══ Given records

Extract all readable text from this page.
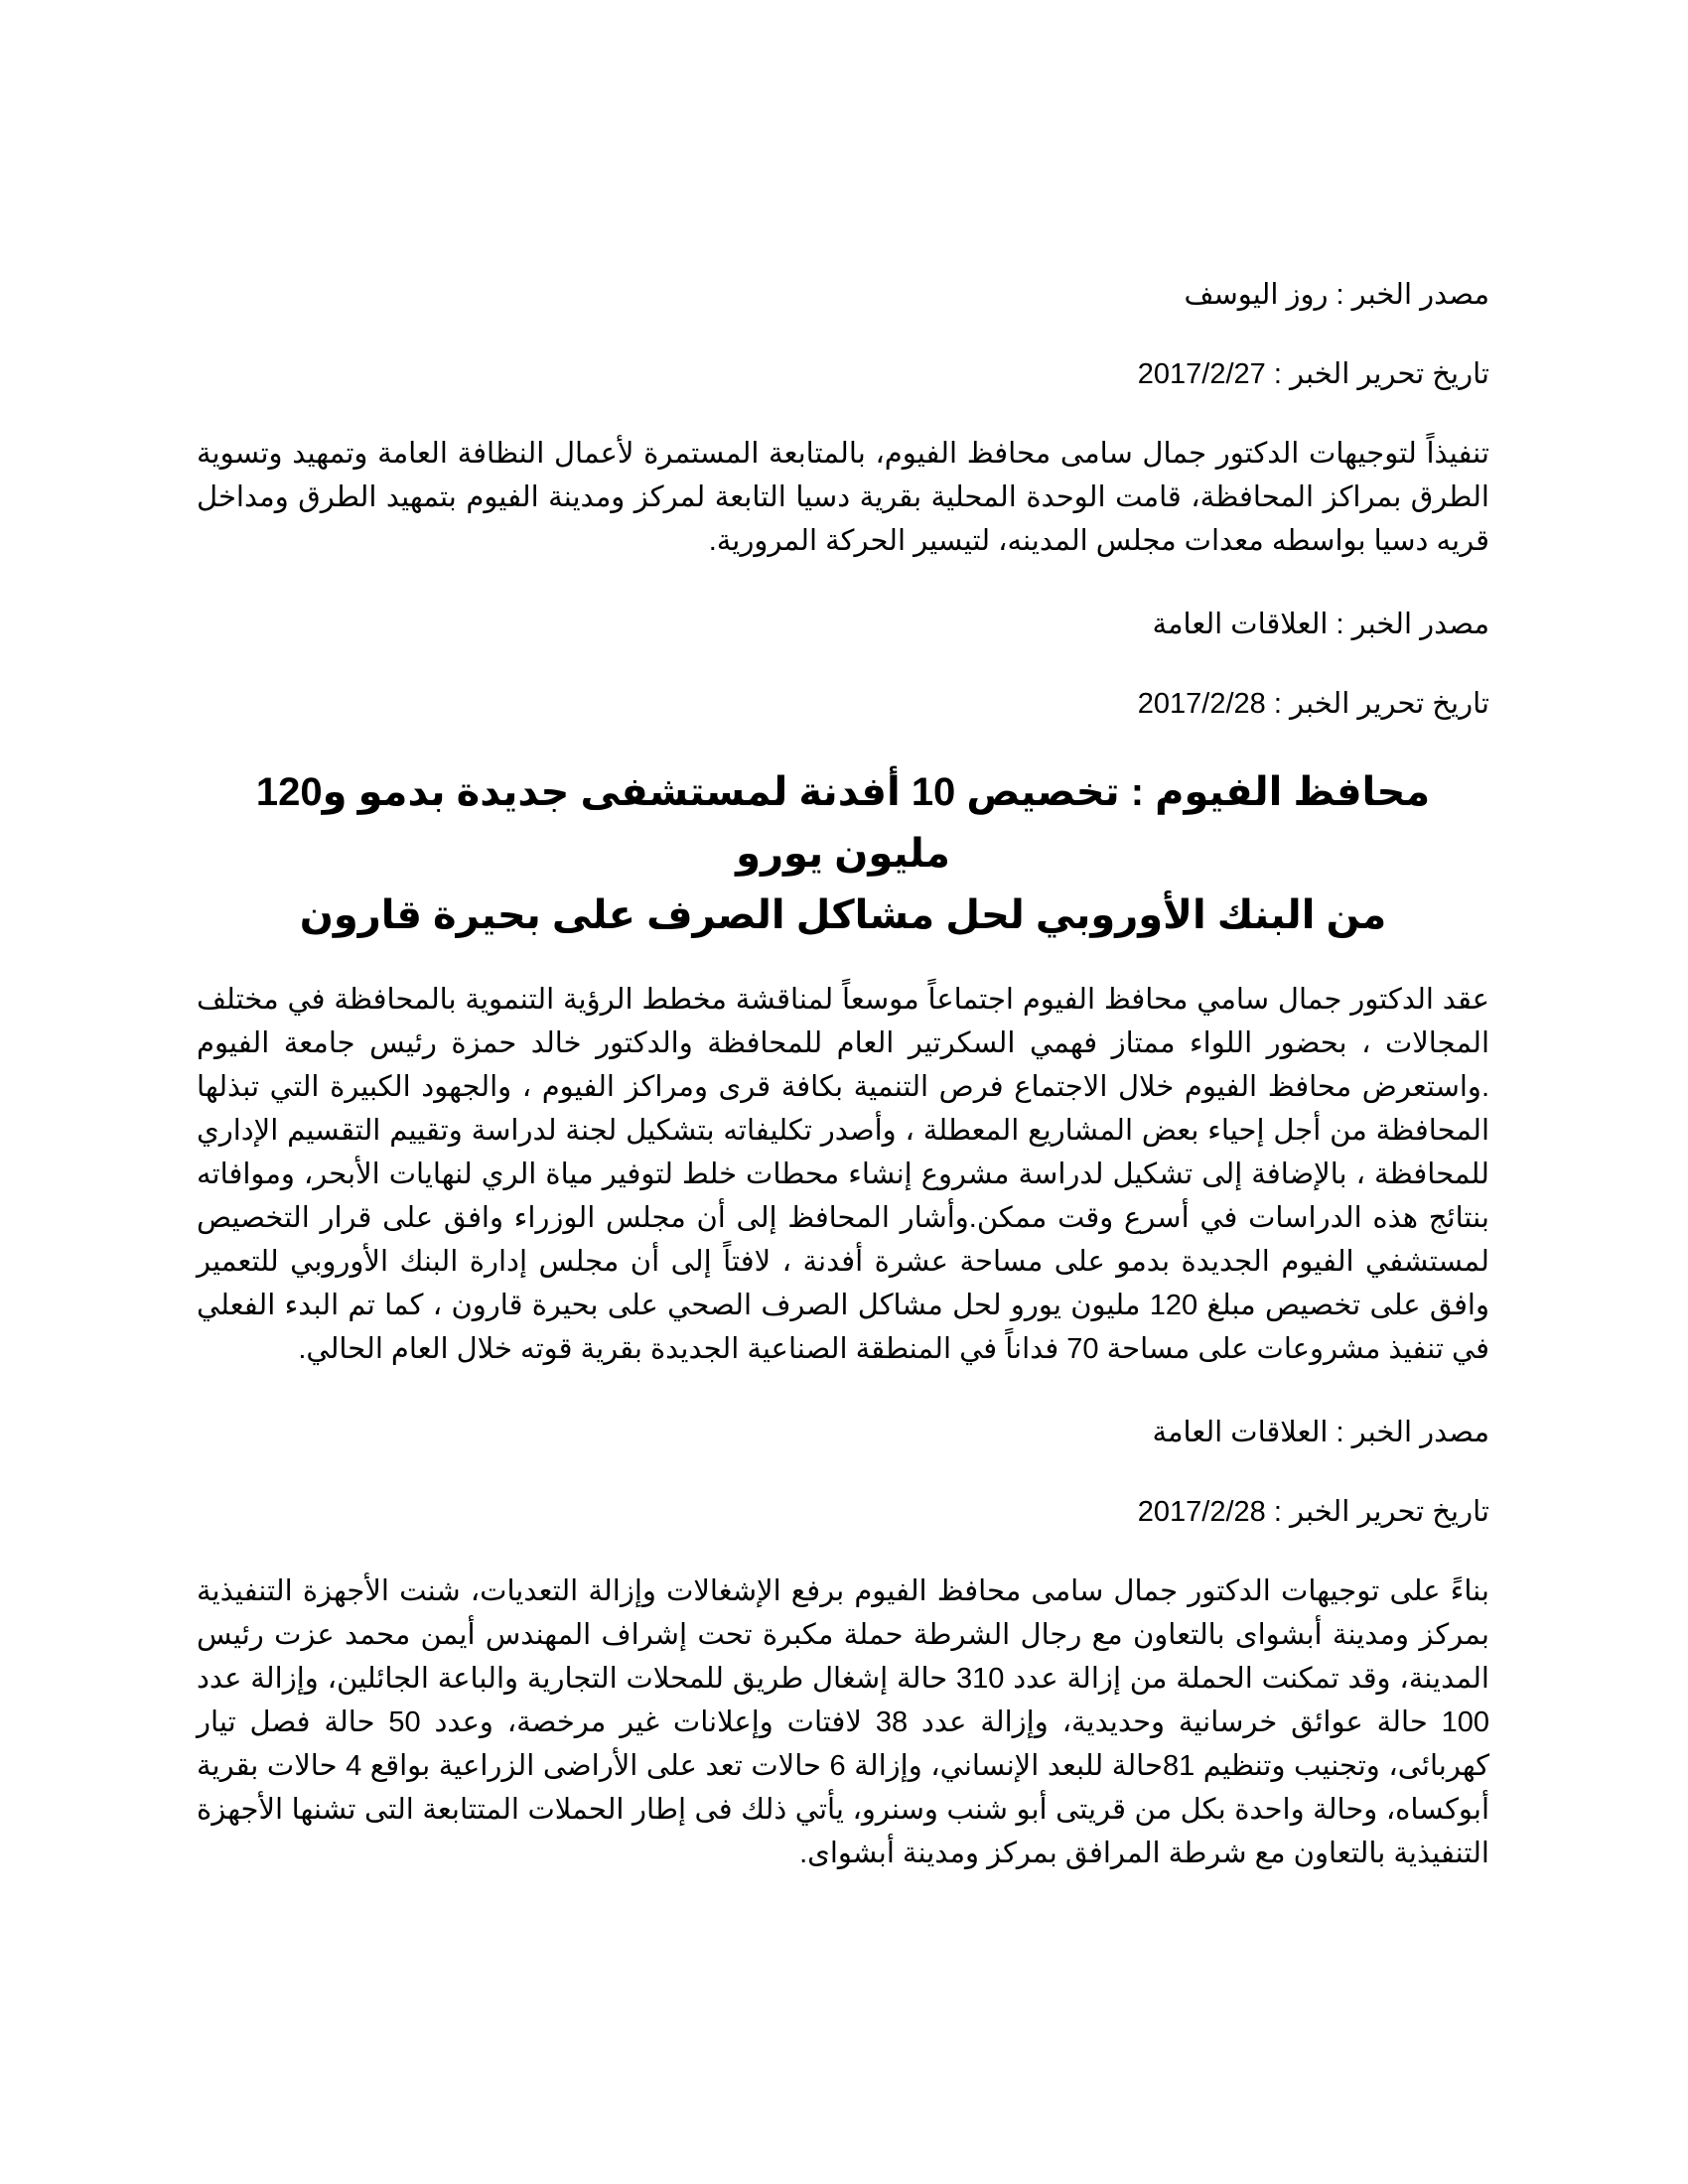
مصدر الخبر : روز اليوسف

تاريخ تحرير الخبر : 2017/2/27

تنفيذاً لتوجيهات الدكتور جمال سامى محافظ الفيوم، بالمتابعة المستمرة لأعمال النظافة العامة وتمهيد وتسوية الطرق بمراكز المحافظة، قامت الوحدة المحلية بقرية دسيا التابعة لمركز ومدينة الفيوم بتمهيد الطرق ومداخل قريه دسيا بواسطه معدات مجلس المدينه، لتيسير الحركة المرورية.

مصدر الخبر : العلاقات العامة

تاريخ تحرير الخبر : 2017/2/28

محافظ الفيوم : تخصيص 10 أفدنة لمستشفى جديدة بدمو و120 مليون يورو
من البنك الأوروبي لحل مشاكل الصرف على بحيرة قارون

عقد الدكتور جمال سامي محافظ الفيوم اجتماعاً موسعاً لمناقشة مخطط الرؤية التنموية بالمحافظة في مختلف المجالات ، بحضور اللواء ممتاز فهمي السكرتير العام للمحافظة والدكتور خالد حمزة رئيس جامعة الفيوم .واستعرض محافظ الفيوم خلال الاجتماع فرص التنمية بكافة قرى ومراكز الفيوم ، والجهود الكبيرة التي تبذلها المحافظة من أجل إحياء بعض المشاريع المعطلة ، وأصدر تكليفاته بتشكيل لجنة لدراسة وتقييم التقسيم الإداري للمحافظة ، بالإضافة إلى تشكيل لدراسة مشروع إنشاء محطات خلط لتوفير مياة الري لنهايات الأبحر، وموافاته بنتائج هذه الدراسات في أسرع وقت ممكن.وأشار المحافظ إلى أن مجلس الوزراء وافق على قرار التخصيص لمستشفي الفيوم الجديدة بدمو على مساحة عشرة أفدنة ، لافتاً إلى أن مجلس إدارة البنك الأوروبي للتعمير وافق على تخصيص مبلغ 120 مليون يورو لحل مشاكل الصرف الصحي على بحيرة قارون ، كما تم البدء الفعلي في تنفيذ مشروعات على مساحة 70 فداناً في المنطقة الصناعية الجديدة بقرية قوته خلال العام الحالي.

مصدر الخبر : العلاقات العامة

تاريخ تحرير الخبر : 2017/2/28

بناءً على توجيهات الدكتور جمال سامى محافظ الفيوم برفع الإشغالات وإزالة التعديات، شنت الأجهزة التنفيذية بمركز ومدينة أبشواى بالتعاون مع رجال الشرطة حملة مكبرة تحت إشراف المهندس أيمن محمد عزت رئيس المدينة، وقد تمكنت الحملة من إزالة عدد 310 حالة إشغال طريق للمحلات التجارية والباعة الجائلين، وإزالة عدد 100 حالة عوائق خرسانية وحديدية، وإزالة عدد 38 لافتات وإعلانات غير مرخصة، وعدد 50 حالة فصل تيار كهربائى، وتجنيب وتنظيم 81حالة للبعد الإنساني، وإزالة 6 حالات تعد على الأراضى الزراعية بواقع 4 حالات بقرية أبوكساه، وحالة واحدة بكل من قريتى أبو شنب وسنرو، يأتي ذلك فى إطار الحملات المتتابعة التى تشنها الأجهزة التنفيذية بالتعاون مع شرطة المرافق بمركز ومدينة أبشواى.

════

__Task details__:
Restate each entry word for word, leaving out any pictures.

__Final result__:
Extract all readable text from this page.
مصدر الخبر : روز اليوسف

تاريخ تحرير الخبر : 2017/2/27

تنفيذاً لتوجيهات الدكتور جمال سامى محافظ الفيوم، بالمتابعة المستمرة لأعمال النظافة العامة وتمهيد وتسوية الطرق بمراكز المحافظة، قامت الوحدة المحلية بقرية دسيا التابعة لمركز ومدينة الفيوم بتمهيد الطرق ومداخل قريه دسيا بواسطه معدات مجلس المدينه، لتيسير الحركة المرورية.

مصدر الخبر : العلاقات العامة

تاريخ تحرير الخبر : 2017/2/28

محافظ الفيوم : تخصيص 10 أفدنة لمستشفى جديدة بدمو و120 مليون يورو
من البنك الأوروبي لحل مشاكل الصرف على بحيرة قارون

عقد الدكتور جمال سامي محافظ الفيوم اجتماعاً موسعاً لمناقشة مخطط الرؤية التنموية بالمحافظة في مختلف المجالات ، بحضور اللواء ممتاز فهمي السكرتير العام للمحافظة والدكتور خالد حمزة رئيس جامعة الفيوم .واستعرض محافظ الفيوم خلال الاجتماع فرص التنمية بكافة قرى ومراكز الفيوم ، والجهود الكبيرة التي تبذلها المحافظة من أجل إحياء بعض المشاريع المعطلة ، وأصدر تكليفاته بتشكيل لجنة لدراسة وتقييم التقسيم الإداري للمحافظة ، بالإضافة إلى تشكيل لدراسة مشروع إنشاء محطات خلط لتوفير مياة الري لنهايات الأبحر، وموافاته بنتائج هذه الدراسات في أسرع وقت ممكن.وأشار المحافظ إلى أن مجلس الوزراء وافق على قرار التخصيص لمستشفي الفيوم الجديدة بدمو على مساحة عشرة أفدنة ، لافتاً إلى أن مجلس إدارة البنك الأوروبي للتعمير وافق على تخصيص مبلغ 120 مليون يورو لحل مشاكل الصرف الصحي على بحيرة قارون ، كما تم البدء الفعلي في تنفيذ مشروعات على مساحة 70 فداناً في المنطقة الصناعية الجديدة بقرية قوته خلال العام الحالي.

مصدر الخبر : العلاقات العامة

تاريخ تحرير الخبر : 2017/2/28

بناءً على توجيهات الدكتور جمال سامى محافظ الفيوم برفع الإشغالات وإزالة التعديات، شنت الأجهزة التنفيذية بمركز ومدينة أبشواى بالتعاون مع رجال الشرطة حملة مكبرة تحت إشراف المهندس أيمن محمد عزت رئيس المدينة، وقد تمكنت الحملة من إزالة عدد 310 حالة إشغال طريق للمحلات التجارية والباعة الجائلين، وإزالة عدد 100 حالة عوائق خرسانية وحديدية، وإزالة عدد 38 لافتات وإعلانات غير مرخصة، وعدد 50 حالة فصل تيار كهربائى، وتجنيب وتنظيم 81حالة للبعد الإنساني، وإزالة 6 حالات تعد على الأراضى الزراعية بواقع 4 حالات بقرية أبوكساه، وحالة واحدة بكل من قريتى أبو شنب وسنرو، يأتي ذلك فى إطار الحملات المتتابعة التى تشنها الأجهزة التنفيذية بالتعاون مع شرطة المرافق بمركز ومدينة أبشواى.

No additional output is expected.